Filter these entries, keeping only lines that hold the word "Frequency".
■ ■ ■ ■
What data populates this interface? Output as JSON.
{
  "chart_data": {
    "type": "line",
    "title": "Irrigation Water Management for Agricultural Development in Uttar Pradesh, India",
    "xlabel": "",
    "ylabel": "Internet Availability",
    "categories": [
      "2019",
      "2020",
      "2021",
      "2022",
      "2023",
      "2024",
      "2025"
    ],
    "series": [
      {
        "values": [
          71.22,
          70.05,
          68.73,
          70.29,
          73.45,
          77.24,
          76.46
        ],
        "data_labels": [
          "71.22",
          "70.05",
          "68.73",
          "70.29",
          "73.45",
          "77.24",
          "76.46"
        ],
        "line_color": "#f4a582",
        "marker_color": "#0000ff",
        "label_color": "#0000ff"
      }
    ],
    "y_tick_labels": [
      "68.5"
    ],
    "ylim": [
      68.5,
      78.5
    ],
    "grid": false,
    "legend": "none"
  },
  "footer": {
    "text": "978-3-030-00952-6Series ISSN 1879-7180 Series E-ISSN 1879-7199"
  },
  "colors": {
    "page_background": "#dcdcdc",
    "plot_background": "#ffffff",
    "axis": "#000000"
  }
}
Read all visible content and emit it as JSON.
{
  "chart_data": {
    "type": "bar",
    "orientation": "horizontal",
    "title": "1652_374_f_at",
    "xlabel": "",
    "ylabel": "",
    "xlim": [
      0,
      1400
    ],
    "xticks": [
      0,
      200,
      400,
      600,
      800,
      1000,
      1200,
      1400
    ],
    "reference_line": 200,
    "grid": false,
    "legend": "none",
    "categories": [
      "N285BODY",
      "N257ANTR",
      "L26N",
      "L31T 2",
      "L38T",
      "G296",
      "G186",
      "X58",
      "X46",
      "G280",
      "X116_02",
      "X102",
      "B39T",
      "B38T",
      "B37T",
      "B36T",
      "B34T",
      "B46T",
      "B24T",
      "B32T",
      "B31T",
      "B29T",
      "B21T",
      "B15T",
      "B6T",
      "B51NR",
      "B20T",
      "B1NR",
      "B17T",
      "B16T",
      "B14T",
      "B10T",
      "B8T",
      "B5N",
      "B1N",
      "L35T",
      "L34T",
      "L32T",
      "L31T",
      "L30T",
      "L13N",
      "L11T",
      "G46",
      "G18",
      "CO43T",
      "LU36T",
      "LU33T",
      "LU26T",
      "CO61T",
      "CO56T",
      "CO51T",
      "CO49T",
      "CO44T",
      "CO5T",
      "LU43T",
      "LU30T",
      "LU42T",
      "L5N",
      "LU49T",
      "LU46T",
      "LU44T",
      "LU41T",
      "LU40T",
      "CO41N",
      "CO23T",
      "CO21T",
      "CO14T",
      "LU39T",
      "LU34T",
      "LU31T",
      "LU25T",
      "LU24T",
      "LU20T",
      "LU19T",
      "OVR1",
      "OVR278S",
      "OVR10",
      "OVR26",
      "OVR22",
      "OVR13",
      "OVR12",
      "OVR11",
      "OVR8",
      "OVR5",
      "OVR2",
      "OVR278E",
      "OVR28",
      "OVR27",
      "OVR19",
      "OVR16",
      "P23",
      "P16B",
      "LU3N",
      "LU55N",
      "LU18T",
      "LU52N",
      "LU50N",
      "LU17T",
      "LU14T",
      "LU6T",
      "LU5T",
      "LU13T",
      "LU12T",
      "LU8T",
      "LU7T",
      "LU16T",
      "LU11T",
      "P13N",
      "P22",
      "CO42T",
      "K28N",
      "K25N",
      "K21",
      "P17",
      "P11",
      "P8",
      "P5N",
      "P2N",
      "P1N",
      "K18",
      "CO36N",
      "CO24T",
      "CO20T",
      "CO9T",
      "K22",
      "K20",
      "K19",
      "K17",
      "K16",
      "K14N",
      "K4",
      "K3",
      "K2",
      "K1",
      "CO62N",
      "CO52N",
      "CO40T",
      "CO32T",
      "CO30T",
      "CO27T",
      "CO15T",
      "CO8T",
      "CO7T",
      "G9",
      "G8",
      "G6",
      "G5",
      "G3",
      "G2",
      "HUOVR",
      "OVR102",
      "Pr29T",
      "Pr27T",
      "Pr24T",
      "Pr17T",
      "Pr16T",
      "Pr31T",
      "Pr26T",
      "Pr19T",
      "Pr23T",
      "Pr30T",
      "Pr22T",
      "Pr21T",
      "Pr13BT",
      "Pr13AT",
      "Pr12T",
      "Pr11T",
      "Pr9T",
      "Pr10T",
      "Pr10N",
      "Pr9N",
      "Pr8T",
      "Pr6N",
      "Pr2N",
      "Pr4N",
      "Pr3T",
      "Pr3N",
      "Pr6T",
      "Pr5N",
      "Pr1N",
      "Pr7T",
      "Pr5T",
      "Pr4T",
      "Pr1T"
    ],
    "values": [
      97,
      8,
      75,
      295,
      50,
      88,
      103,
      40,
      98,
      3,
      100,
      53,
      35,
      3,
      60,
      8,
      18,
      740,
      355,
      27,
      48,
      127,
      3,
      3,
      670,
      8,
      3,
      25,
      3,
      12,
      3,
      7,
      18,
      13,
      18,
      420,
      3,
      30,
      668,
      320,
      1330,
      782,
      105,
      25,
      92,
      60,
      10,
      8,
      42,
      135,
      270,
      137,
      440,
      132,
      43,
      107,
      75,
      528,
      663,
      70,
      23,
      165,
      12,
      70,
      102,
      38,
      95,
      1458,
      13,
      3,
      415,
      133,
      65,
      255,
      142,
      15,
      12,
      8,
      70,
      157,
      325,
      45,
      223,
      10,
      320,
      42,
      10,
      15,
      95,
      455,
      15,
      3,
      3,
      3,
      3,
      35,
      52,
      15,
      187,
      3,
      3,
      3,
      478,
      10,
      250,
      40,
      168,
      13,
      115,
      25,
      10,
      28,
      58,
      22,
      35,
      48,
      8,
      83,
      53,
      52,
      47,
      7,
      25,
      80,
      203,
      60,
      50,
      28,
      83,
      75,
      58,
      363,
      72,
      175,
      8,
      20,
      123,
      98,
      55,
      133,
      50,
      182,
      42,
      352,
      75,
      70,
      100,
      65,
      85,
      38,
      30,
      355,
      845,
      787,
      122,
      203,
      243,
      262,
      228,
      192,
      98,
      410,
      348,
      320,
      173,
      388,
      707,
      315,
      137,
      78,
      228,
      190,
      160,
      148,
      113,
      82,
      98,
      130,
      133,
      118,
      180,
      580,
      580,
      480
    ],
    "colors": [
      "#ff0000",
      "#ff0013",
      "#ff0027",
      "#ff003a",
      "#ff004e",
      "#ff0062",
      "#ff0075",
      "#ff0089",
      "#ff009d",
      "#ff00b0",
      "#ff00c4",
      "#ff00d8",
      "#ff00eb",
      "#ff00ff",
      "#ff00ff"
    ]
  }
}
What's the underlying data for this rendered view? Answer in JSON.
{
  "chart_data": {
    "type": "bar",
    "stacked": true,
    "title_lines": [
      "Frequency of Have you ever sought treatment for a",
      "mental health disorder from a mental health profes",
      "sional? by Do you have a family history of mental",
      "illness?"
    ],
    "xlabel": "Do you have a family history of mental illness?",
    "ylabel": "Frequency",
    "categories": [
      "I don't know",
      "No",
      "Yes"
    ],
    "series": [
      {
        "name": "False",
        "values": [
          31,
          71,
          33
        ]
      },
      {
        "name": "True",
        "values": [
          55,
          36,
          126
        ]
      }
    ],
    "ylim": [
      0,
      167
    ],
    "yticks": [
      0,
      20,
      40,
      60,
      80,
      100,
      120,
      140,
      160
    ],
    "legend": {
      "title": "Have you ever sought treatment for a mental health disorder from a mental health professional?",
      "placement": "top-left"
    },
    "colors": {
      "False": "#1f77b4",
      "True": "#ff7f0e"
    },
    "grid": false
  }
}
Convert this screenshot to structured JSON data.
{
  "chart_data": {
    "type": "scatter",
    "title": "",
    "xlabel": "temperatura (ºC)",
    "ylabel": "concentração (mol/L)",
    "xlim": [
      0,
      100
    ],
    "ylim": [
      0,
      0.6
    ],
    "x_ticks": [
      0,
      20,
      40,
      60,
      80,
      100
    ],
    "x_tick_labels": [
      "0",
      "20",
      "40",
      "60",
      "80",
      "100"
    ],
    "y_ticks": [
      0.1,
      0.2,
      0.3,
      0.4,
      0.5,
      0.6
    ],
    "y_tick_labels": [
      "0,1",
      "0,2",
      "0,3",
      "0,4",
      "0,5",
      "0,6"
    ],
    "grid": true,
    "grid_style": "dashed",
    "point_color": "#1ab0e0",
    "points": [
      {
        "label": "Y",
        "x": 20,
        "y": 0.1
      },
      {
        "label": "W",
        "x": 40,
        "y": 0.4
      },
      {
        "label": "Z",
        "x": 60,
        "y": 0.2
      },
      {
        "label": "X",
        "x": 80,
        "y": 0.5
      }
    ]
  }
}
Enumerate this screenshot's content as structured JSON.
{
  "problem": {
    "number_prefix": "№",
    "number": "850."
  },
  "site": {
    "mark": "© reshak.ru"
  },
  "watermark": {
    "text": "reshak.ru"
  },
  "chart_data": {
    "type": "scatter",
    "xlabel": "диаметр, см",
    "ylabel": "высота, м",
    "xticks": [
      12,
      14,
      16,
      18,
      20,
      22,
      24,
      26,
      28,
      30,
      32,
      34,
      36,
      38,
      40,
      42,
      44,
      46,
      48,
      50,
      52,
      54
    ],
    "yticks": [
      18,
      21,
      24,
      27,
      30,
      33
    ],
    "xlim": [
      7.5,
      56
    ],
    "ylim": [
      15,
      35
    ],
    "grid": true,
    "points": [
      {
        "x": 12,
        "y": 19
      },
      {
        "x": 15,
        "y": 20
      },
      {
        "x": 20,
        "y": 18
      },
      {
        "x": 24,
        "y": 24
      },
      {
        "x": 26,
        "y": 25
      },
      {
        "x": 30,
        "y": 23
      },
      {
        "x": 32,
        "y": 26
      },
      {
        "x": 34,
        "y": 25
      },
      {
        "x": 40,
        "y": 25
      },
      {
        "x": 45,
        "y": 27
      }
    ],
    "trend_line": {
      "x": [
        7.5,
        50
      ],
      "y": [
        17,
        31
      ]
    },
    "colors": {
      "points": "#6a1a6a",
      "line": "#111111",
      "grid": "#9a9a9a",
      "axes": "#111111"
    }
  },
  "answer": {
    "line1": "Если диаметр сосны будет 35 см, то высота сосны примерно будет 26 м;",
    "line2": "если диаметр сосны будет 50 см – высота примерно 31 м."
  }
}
■ ■ ■ ■
Correct output »
      "Frequency of Have you ever sought treatment for a",
    "ylabel": "Frequency",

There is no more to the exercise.